### Supplied information ###

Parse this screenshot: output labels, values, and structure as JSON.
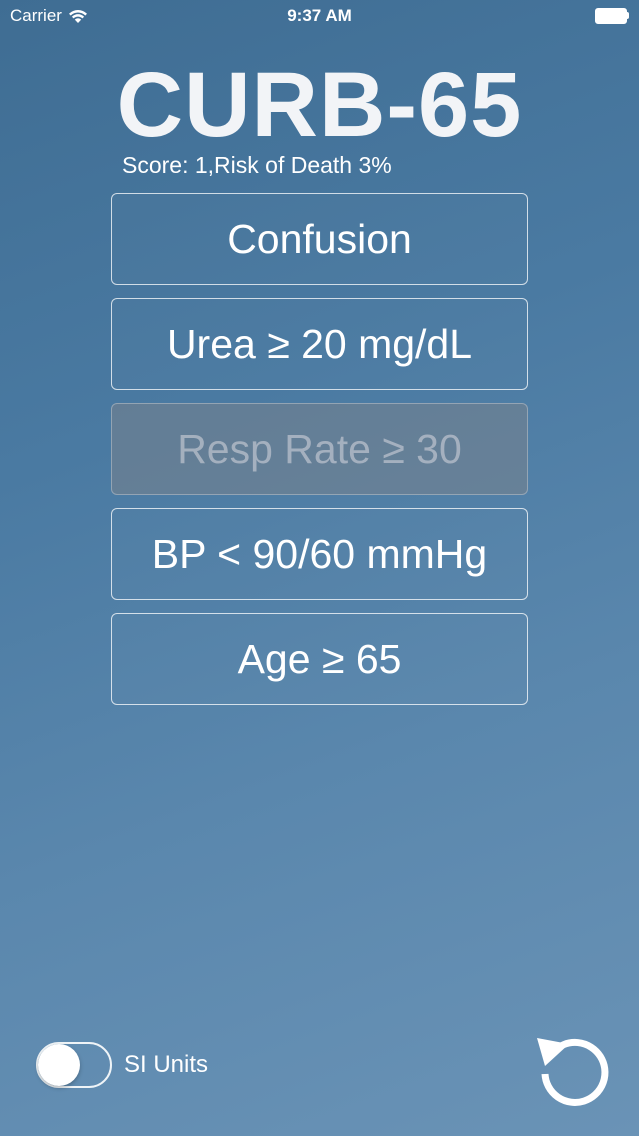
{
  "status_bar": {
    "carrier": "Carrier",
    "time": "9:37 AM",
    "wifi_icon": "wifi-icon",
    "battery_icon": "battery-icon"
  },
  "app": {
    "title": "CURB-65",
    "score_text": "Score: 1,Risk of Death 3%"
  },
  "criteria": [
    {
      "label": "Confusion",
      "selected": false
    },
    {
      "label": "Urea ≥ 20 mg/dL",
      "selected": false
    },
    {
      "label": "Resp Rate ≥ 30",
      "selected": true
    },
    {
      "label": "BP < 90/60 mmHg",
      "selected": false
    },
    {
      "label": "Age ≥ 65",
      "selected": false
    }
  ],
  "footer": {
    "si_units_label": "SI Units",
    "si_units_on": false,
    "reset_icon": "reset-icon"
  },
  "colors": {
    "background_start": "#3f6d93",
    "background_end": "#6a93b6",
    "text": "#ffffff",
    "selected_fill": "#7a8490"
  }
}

###
### Supplied information ###

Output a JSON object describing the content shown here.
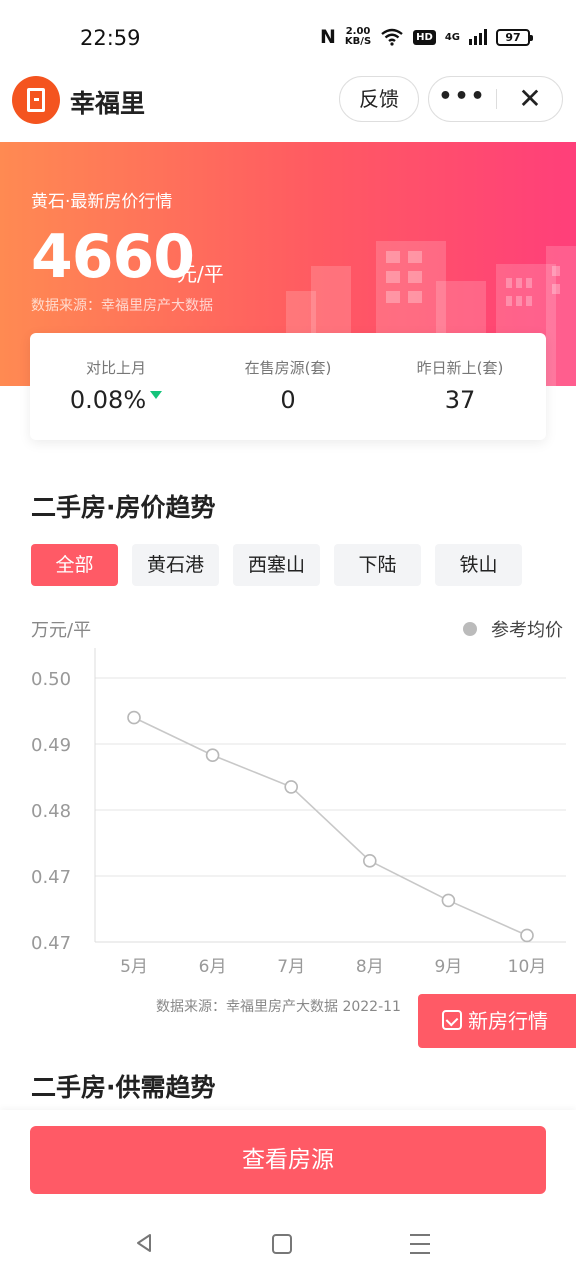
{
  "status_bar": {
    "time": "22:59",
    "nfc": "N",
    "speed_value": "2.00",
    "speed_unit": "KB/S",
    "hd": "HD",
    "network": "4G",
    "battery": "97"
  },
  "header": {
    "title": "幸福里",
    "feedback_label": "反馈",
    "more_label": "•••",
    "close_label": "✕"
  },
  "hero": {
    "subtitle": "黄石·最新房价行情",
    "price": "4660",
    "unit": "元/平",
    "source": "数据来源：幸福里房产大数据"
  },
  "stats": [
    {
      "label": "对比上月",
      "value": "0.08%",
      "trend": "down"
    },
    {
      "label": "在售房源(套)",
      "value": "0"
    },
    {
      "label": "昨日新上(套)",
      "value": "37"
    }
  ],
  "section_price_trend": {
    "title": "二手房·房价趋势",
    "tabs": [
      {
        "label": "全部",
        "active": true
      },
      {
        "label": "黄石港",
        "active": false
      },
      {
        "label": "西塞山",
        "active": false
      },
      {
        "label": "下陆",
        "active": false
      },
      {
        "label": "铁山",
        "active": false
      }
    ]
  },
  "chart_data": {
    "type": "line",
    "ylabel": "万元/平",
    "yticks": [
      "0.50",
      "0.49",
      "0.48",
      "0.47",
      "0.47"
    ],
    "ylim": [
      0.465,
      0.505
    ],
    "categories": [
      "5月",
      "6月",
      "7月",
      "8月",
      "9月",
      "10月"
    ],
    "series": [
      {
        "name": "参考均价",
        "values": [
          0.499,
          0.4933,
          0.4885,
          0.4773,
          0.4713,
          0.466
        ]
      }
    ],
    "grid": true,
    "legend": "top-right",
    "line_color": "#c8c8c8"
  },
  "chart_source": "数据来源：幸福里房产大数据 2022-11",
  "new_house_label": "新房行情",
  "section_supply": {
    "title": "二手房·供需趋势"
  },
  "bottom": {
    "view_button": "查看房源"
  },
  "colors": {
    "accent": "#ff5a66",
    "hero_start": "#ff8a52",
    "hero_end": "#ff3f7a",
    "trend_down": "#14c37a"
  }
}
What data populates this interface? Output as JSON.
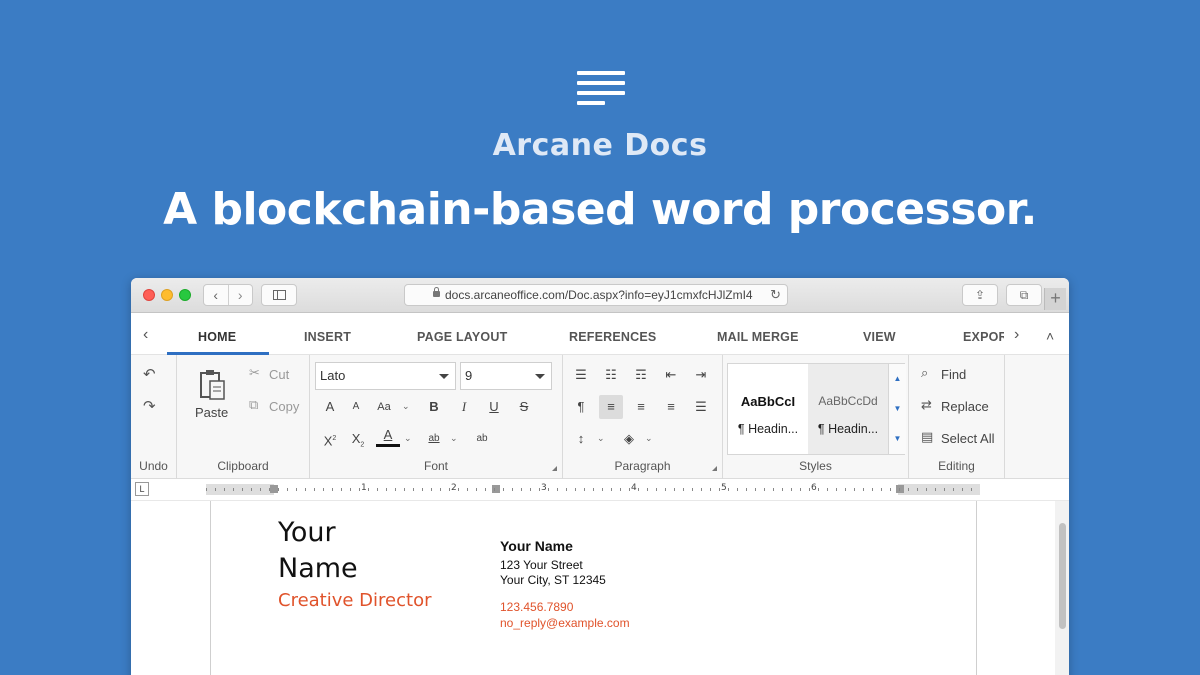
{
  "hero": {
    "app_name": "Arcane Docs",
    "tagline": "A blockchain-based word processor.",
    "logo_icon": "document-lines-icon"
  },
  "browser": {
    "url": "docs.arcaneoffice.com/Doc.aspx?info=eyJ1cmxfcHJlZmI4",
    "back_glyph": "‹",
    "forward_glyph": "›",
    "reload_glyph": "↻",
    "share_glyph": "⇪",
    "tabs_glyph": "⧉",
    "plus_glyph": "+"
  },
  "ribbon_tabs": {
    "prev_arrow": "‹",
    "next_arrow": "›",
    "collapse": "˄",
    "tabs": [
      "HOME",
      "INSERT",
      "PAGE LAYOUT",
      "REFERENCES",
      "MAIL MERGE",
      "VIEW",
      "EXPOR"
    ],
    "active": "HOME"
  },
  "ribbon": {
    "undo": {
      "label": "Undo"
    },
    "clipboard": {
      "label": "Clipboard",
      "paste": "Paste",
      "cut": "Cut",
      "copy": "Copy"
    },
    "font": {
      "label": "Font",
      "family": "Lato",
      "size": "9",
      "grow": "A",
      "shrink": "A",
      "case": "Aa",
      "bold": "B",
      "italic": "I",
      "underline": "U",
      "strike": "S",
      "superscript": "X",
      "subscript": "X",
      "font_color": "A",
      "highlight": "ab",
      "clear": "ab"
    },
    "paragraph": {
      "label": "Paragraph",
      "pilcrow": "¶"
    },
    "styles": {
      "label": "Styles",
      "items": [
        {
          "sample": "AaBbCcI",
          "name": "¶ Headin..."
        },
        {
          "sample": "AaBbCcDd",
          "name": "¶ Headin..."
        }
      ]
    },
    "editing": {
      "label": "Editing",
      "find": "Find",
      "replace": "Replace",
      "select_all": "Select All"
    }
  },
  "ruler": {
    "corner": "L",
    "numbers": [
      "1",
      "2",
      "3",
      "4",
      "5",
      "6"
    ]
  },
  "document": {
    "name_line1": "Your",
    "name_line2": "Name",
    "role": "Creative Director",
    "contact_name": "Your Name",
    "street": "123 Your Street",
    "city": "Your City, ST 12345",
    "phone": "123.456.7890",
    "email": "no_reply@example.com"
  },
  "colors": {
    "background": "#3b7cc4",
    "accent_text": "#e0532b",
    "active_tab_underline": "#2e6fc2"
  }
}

###
### Supplied information ###

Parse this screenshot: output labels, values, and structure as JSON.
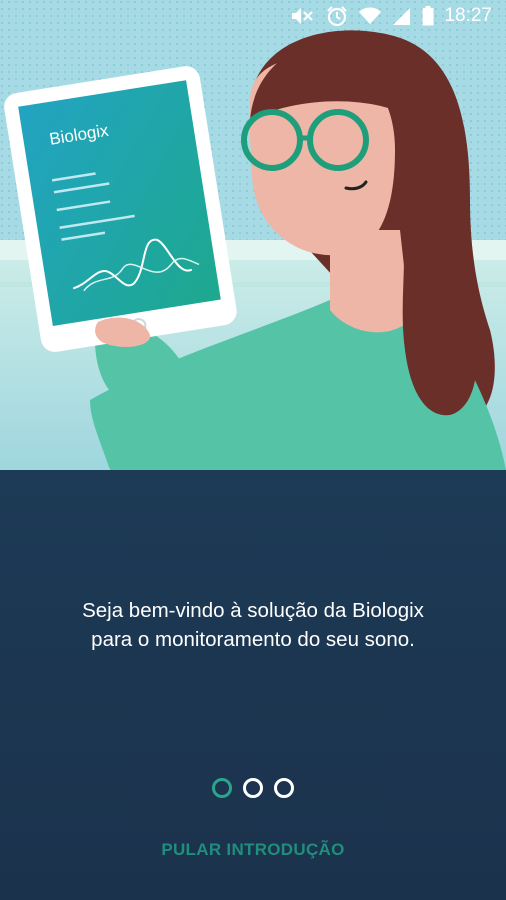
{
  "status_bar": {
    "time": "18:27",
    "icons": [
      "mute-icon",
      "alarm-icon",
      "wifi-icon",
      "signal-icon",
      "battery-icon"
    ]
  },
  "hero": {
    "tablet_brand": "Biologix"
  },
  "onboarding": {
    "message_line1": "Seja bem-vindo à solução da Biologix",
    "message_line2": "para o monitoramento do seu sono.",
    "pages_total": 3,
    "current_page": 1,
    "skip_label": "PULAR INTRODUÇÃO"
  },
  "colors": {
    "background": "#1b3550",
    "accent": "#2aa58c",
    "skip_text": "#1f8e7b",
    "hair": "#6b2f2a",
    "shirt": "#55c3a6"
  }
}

###

→ Problem to solve
The string "数据来源" may appear in lines of the listing above; tally those lines and give the number only.

→ Task result
2